━━━━━ The records ━━━━━

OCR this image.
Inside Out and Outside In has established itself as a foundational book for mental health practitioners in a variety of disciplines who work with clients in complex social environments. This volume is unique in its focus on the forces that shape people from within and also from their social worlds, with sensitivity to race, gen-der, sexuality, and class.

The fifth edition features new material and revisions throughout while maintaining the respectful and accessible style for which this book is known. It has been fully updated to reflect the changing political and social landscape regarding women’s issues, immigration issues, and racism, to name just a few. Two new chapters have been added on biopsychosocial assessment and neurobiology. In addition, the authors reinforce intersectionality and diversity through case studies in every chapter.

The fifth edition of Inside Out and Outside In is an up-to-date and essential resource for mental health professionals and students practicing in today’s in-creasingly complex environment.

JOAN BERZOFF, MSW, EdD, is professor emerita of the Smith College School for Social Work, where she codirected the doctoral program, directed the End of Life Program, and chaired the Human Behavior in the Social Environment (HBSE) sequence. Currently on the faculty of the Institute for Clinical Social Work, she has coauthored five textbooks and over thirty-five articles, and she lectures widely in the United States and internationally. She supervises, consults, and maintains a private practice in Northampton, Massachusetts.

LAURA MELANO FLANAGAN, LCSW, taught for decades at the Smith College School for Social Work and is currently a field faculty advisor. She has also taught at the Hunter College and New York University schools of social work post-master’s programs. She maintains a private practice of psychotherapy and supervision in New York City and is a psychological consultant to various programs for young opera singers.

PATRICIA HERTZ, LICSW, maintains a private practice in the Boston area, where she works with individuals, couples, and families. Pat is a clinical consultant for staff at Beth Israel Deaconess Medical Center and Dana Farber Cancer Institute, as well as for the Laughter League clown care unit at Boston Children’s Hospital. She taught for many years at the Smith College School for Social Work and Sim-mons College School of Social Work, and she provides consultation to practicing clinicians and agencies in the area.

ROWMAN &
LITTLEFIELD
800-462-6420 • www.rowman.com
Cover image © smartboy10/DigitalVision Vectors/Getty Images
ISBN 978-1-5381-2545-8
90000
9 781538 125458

━━━━━

Scan the listing above. Collect all lines with the word "mental".

**The solution**
Inside Out and Outside In has established itself as a foundational book for mental health practitioners in a variety of disciplines who work with clients in complex social environments. This volume is unique in its focus on the forces that shape people from within and also from their social worlds, with sensitivity to race, gen-der, sexuality, and class.
The fifth edition of Inside Out and Outside In is an up-to-date and essential resource for mental health professionals and students practicing in today’s in-creasingly complex environment.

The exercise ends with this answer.